[Items from a dataset]
________________________________________

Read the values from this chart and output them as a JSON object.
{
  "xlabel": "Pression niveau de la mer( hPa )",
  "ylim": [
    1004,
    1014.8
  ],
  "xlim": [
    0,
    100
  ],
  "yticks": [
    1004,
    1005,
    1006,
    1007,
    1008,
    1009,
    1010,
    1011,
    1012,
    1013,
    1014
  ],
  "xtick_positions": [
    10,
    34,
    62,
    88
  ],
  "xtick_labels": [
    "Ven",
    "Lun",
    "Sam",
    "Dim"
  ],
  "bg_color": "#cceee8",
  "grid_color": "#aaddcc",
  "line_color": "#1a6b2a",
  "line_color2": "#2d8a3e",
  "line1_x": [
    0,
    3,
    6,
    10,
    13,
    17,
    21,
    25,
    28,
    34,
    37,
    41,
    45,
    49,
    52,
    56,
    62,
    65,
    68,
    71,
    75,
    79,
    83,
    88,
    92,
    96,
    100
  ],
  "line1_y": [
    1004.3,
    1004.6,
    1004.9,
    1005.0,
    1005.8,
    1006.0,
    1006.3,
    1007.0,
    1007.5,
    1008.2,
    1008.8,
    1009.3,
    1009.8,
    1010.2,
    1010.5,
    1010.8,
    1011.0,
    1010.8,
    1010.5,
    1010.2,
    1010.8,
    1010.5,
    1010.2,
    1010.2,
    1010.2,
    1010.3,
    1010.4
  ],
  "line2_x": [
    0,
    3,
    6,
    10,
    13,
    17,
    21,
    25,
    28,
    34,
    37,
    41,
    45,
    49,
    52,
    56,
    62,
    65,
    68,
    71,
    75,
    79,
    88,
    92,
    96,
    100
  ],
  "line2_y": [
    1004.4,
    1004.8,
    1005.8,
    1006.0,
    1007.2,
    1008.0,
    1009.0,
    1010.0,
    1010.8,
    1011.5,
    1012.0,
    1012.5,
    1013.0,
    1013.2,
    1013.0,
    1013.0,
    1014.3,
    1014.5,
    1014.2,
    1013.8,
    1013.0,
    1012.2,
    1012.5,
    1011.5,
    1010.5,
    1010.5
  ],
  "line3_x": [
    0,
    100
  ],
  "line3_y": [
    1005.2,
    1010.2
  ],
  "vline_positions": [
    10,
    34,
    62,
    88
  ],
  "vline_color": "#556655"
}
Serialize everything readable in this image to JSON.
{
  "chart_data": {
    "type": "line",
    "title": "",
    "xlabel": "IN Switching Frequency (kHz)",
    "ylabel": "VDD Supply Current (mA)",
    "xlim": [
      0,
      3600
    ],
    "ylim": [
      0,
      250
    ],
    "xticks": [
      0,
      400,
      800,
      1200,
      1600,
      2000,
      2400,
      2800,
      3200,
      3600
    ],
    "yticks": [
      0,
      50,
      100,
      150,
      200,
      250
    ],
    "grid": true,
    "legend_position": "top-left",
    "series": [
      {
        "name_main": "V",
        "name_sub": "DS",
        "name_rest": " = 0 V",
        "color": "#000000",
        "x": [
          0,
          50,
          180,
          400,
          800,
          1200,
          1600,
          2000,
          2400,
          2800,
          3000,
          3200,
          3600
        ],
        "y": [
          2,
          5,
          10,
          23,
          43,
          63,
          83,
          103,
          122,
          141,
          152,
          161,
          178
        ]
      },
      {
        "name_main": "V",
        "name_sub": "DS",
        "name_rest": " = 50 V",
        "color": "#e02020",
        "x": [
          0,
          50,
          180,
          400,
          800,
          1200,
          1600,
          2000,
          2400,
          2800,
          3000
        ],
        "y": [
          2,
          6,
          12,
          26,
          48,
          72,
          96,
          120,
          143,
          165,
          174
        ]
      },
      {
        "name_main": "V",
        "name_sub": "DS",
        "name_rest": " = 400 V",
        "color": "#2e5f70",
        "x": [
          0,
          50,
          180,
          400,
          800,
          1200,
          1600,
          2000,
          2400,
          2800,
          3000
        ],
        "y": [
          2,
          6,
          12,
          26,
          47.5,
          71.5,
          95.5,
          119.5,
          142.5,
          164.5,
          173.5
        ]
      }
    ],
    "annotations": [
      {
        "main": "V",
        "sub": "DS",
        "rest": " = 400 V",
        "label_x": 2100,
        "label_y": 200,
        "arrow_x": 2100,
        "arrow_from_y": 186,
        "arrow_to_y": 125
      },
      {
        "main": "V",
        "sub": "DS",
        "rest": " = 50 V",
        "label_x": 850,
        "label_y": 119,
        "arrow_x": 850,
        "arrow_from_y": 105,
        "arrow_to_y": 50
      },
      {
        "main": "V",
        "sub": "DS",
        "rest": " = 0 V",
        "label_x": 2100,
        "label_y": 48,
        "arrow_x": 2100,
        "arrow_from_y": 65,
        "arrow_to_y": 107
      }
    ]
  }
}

________________________________________

## WHAT TO DO
Show the data once more, exactly as it was written.

## FINAL ANSWER
Read the values from this chart and output them as a JSON object.
{
  "xlabel": "Pression niveau de la mer( hPa )",
  "ylim": [
    1004,
    1014.8
  ],
  "xlim": [
    0,
    100
  ],
  "yticks": [
    1004,
    1005,
    1006,
    1007,
    1008,
    1009,
    1010,
    1011,
    1012,
    1013,
    1014
  ],
  "xtick_positions": [
    10,
    34,
    62,
    88
  ],
  "xtick_labels": [
    "Ven",
    "Lun",
    "Sam",
    "Dim"
  ],
  "bg_color": "#cceee8",
  "grid_color": "#aaddcc",
  "line_color": "#1a6b2a",
  "line_color2": "#2d8a3e",
  "line1_x": [
    0,
    3,
    6,
    10,
    13,
    17,
    21,
    25,
    28,
    34,
    37,
    41,
    45,
    49,
    52,
    56,
    62,
    65,
    68,
    71,
    75,
    79,
    83,
    88,
    92,
    96,
    100
  ],
  "line1_y": [
    1004.3,
    1004.6,
    1004.9,
    1005.0,
    1005.8,
    1006.0,
    1006.3,
    1007.0,
    1007.5,
    1008.2,
    1008.8,
    1009.3,
    1009.8,
    1010.2,
    1010.5,
    1010.8,
    1011.0,
    1010.8,
    1010.5,
    1010.2,
    1010.8,
    1010.5,
    1010.2,
    1010.2,
    1010.2,
    1010.3,
    1010.4
  ],
  "line2_x": [
    0,
    3,
    6,
    10,
    13,
    17,
    21,
    25,
    28,
    34,
    37,
    41,
    45,
    49,
    52,
    56,
    62,
    65,
    68,
    71,
    75,
    79,
    88,
    92,
    96,
    100
  ],
  "line2_y": [
    1004.4,
    1004.8,
    1005.8,
    1006.0,
    1007.2,
    1008.0,
    1009.0,
    1010.0,
    1010.8,
    1011.5,
    1012.0,
    1012.5,
    1013.0,
    1013.2,
    1013.0,
    1013.0,
    1014.3,
    1014.5,
    1014.2,
    1013.8,
    1013.0,
    1012.2,
    1012.5,
    1011.5,
    1010.5,
    1010.5
  ],
  "line3_x": [
    0,
    100
  ],
  "line3_y": [
    1005.2,
    1010.2
  ],
  "vline_positions": [
    10,
    34,
    62,
    88
  ],
  "vline_color": "#556655"
}
Serialize everything readable in this image to JSON.
{
  "chart_data": {
    "type": "line",
    "title": "",
    "xlabel": "IN Switching Frequency (kHz)",
    "ylabel": "VDD Supply Current (mA)",
    "xlim": [
      0,
      3600
    ],
    "ylim": [
      0,
      250
    ],
    "xticks": [
      0,
      400,
      800,
      1200,
      1600,
      2000,
      2400,
      2800,
      3200,
      3600
    ],
    "yticks": [
      0,
      50,
      100,
      150,
      200,
      250
    ],
    "grid": true,
    "legend_position": "top-left",
    "series": [
      {
        "name_main": "V",
        "name_sub": "DS",
        "name_rest": " = 0 V",
        "color": "#000000",
        "x": [
          0,
          50,
          180,
          400,
          800,
          1200,
          1600,
          2000,
          2400,
          2800,
          3000,
          3200,
          3600
        ],
        "y": [
          2,
          5,
          10,
          23,
          43,
          63,
          83,
          103,
          122,
          141,
          152,
          161,
          178
        ]
      },
      {
        "name_main": "V",
        "name_sub": "DS",
        "name_rest": " = 50 V",
        "color": "#e02020",
        "x": [
          0,
          50,
          180,
          400,
          800,
          1200,
          1600,
          2000,
          2400,
          2800,
          3000
        ],
        "y": [
          2,
          6,
          12,
          26,
          48,
          72,
          96,
          120,
          143,
          165,
          174
        ]
      },
      {
        "name_main": "V",
        "name_sub": "DS",
        "name_rest": " = 400 V",
        "color": "#2e5f70",
        "x": [
          0,
          50,
          180,
          400,
          800,
          1200,
          1600,
          2000,
          2400,
          2800,
          3000
        ],
        "y": [
          2,
          6,
          12,
          26,
          47.5,
          71.5,
          95.5,
          119.5,
          142.5,
          164.5,
          173.5
        ]
      }
    ],
    "annotations": [
      {
        "main": "V",
        "sub": "DS",
        "rest": " = 400 V",
        "label_x": 2100,
        "label_y": 200,
        "arrow_x": 2100,
        "arrow_from_y": 186,
        "arrow_to_y": 125
      },
      {
        "main": "V",
        "sub": "DS",
        "rest": " = 50 V",
        "label_x": 850,
        "label_y": 119,
        "arrow_x": 850,
        "arrow_from_y": 105,
        "arrow_to_y": 50
      },
      {
        "main": "V",
        "sub": "DS",
        "rest": " = 0 V",
        "label_x": 2100,
        "label_y": 48,
        "arrow_x": 2100,
        "arrow_from_y": 65,
        "arrow_to_y": 107
      }
    ]
  }
}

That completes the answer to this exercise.